### Directions
Please convert each line of the rows below into a JSON list of strings, one string per line, and leave out any blank lines.

### Material shown
_ _ _

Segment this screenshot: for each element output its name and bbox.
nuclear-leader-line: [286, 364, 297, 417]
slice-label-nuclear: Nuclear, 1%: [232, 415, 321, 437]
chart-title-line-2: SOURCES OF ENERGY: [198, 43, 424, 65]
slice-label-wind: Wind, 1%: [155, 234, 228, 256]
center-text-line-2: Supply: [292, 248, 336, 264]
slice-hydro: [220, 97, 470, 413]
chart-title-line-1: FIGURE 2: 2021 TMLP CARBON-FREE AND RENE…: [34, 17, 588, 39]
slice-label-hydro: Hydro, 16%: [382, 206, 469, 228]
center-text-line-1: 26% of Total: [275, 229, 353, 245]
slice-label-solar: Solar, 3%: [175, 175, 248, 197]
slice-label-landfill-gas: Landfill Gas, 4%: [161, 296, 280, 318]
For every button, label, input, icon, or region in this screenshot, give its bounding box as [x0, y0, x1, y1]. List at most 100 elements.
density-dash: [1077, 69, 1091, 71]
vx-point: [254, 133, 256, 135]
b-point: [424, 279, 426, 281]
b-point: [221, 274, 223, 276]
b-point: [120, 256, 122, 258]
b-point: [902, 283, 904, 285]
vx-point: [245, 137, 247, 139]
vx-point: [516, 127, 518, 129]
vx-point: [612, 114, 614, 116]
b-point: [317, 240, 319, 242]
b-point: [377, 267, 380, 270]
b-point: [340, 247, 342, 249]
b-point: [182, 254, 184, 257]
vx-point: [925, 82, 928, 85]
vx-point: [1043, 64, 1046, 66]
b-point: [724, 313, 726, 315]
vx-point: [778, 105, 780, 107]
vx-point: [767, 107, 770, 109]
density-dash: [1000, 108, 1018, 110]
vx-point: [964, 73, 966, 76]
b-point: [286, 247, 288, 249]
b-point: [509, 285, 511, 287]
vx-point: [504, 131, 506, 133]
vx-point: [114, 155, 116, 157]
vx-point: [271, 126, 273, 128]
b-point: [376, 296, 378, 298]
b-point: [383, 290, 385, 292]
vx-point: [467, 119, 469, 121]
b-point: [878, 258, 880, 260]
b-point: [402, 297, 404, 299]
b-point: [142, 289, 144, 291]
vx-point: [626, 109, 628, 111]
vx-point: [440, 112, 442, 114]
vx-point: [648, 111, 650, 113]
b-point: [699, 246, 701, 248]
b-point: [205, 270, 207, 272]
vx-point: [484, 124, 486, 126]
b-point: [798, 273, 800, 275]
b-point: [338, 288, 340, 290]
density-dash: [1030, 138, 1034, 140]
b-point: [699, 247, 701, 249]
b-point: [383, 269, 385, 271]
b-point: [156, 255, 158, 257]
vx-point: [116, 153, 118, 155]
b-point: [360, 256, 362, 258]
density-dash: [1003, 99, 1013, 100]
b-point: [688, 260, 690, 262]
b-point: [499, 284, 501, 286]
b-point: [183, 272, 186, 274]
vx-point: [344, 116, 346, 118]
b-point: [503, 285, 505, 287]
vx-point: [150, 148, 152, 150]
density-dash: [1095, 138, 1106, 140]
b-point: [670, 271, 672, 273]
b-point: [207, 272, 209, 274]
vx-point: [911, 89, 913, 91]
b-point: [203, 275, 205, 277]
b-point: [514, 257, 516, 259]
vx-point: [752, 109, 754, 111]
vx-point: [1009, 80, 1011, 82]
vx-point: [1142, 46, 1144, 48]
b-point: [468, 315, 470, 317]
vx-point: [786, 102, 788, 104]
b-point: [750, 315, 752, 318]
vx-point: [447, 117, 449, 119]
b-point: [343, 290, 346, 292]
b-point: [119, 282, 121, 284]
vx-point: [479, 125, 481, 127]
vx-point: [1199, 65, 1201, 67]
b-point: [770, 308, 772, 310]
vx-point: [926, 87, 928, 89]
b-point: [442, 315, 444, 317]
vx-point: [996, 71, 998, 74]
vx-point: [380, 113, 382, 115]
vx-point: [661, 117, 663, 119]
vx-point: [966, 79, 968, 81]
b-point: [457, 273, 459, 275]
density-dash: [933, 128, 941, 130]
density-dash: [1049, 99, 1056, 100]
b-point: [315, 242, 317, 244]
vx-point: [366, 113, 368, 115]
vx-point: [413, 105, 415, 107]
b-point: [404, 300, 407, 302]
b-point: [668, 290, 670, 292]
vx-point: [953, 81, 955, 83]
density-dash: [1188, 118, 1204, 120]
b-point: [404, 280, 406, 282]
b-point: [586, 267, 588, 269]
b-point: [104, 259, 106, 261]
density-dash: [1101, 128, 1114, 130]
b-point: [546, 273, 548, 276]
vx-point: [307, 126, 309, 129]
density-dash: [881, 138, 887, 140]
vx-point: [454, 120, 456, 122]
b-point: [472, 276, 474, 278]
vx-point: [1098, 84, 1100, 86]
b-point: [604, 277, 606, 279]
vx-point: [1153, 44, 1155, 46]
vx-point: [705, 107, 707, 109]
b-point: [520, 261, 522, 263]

_ _ _

### Task response
[
  "Segment this screenshot: for each element output its name and bbox.",
  "nuclear-leader-line: [286, 364, 297, 417]",
  "slice-label-nuclear: Nuclear, 1%: [232, 415, 321, 437]",
  "chart-title-line-2: SOURCES OF ENERGY: [198, 43, 424, 65]",
  "slice-label-wind: Wind, 1%: [155, 234, 228, 256]",
  "center-text-line-2: Supply: [292, 248, 336, 264]",
  "slice-hydro: [220, 97, 470, 413]",
  "chart-title-line-1: FIGURE 2: 2021 TMLP CARBON-FREE AND RENE…: [34, 17, 588, 39]",
  "slice-label-hydro: Hydro, 16%: [382, 206, 469, 228]",
  "center-text-line-1: 26% of Total: [275, 229, 353, 245]",
  "slice-label-solar: Solar, 3%: [175, 175, 248, 197]",
  "slice-label-landfill-gas: Landfill Gas, 4%: [161, 296, 280, 318]",
  "For every button, label, input, icon, or region in this screenshot, give its bounding box as [x0, y0, x1, y1]. List at most 100 elements.",
  "density-dash: [1077, 69, 1091, 71]",
  "vx-point: [254, 133, 256, 135]",
  "b-point: [424, 279, 426, 281]",
  "b-point: [221, 274, 223, 276]",
  "b-point: [120, 256, 122, 258]",
  "b-point: [902, 283, 904, 285]",
  "vx-point: [245, 137, 247, 139]",
  "vx-point: [516, 127, 518, 129]",
  "vx-point: [612, 114, 614, 116]",
  "b-point: [317, 240, 319, 242]",
  "b-point: [377, 267, 380, 270]",
  "b-point: [340, 247, 342, 249]",
  "b-point: [182, 254, 184, 257]",
  "vx-point: [925, 82, 928, 85]",
  "vx-point: [1043, 64, 1046, 66]",
  "b-point: [724, 313, 726, 315]",
  "vx-point: [778, 105, 780, 107]",
  "vx-point: [767, 107, 770, 109]",
  "density-dash: [1000, 108, 1018, 110]",
  "vx-point: [964, 73, 966, 76]",
  "b-point: [286, 247, 288, 249]",
  "b-point: [509, 285, 511, 287]",
  "vx-point: [504, 131, 506, 133]",
  "vx-point: [114, 155, 116, 157]",
  "vx-point: [271, 126, 273, 128]",
  "b-point: [376, 296, 378, 298]",
  "b-point: [383, 290, 385, 292]",
  "vx-point: [467, 119, 469, 121]",
  "b-point: [878, 258, 880, 260]",
  "b-point: [402, 297, 404, 299]",
  "b-point: [142, 289, 144, 291]",
  "vx-point: [626, 109, 628, 111]",
  "vx-point: [440, 112, 442, 114]",
  "vx-point: [648, 111, 650, 113]",
  "b-point: [699, 246, 701, 248]",
  "b-point: [205, 270, 207, 272]",
  "vx-point: [484, 124, 486, 126]",
  "b-point: [798, 273, 800, 275]",
  "b-point: [338, 288, 340, 290]",
  "density-dash: [1030, 138, 1034, 140]",
  "b-point: [699, 247, 701, 249]",
  "b-point: [383, 269, 385, 271]",
  "b-point: [156, 255, 158, 257]",
  "vx-point: [116, 153, 118, 155]",
  "b-point: [360, 256, 362, 258]",
  "density-dash: [1003, 99, 1013, 100]",
  "b-point: [688, 260, 690, 262]",
  "b-point: [499, 284, 501, 286]",
  "b-point: [183, 272, 186, 274]",
  "vx-point: [344, 116, 346, 118]",
  "b-point: [503, 285, 505, 287]",
  "vx-point: [150, 148, 152, 150]",
  "density-dash: [1095, 138, 1106, 140]",
  "b-point: [670, 271, 672, 273]",
  "b-point: [207, 272, 209, 274]",
  "vx-point: [911, 89, 913, 91]",
  "b-point: [203, 275, 205, 277]",
  "b-point: [514, 257, 516, 259]",
  "vx-point: [752, 109, 754, 111]",
  "vx-point: [1009, 80, 1011, 82]",
  "vx-point: [1142, 46, 1144, 48]",
  "b-point: [468, 315, 470, 317]",
  "vx-point: [786, 102, 788, 104]",
  "b-point: [750, 315, 752, 318]",
  "vx-point: [447, 117, 449, 119]",
  "b-point: [343, 290, 346, 292]",
  "b-point: [119, 282, 121, 284]",
  "vx-point: [479, 125, 481, 127]",
  "vx-point: [1199, 65, 1201, 67]",
  "b-point: [770, 308, 772, 310]",
  "vx-point: [926, 87, 928, 89]",
  "b-point: [442, 315, 444, 317]",
  "vx-point: [996, 71, 998, 74]",
  "vx-point: [380, 113, 382, 115]",
  "vx-point: [661, 117, 663, 119]",
  "vx-point: [966, 79, 968, 81]",
  "b-point: [457, 273, 459, 275]",
  "density-dash: [933, 128, 941, 130]",
  "density-dash: [1049, 99, 1056, 100]",
  "b-point: [315, 242, 317, 244]",
  "vx-point: [366, 113, 368, 115]",
  "vx-point: [413, 105, 415, 107]",
  "b-point: [404, 300, 407, 302]",
  "b-point: [668, 290, 670, 292]",
  "vx-point: [953, 81, 955, 83]",
  "density-dash: [1188, 118, 1204, 120]",
  "b-point: [404, 280, 406, 282]",
  "b-point: [586, 267, 588, 269]",
  "b-point: [104, 259, 106, 261]",
  "density-dash: [1101, 128, 1114, 130]",
  "b-point: [546, 273, 548, 276]",
  "vx-point: [307, 126, 309, 129]",
  "density-dash: [881, 138, 887, 140]",
  "vx-point: [454, 120, 456, 122]",
  "b-point: [472, 276, 474, 278]",
  "vx-point: [1098, 84, 1100, 86]",
  "b-point: [604, 277, 606, 279]",
  "vx-point: [1153, 44, 1155, 46]",
  "vx-point: [705, 107, 707, 109]",
  "b-point: [520, 261, 522, 263]"
]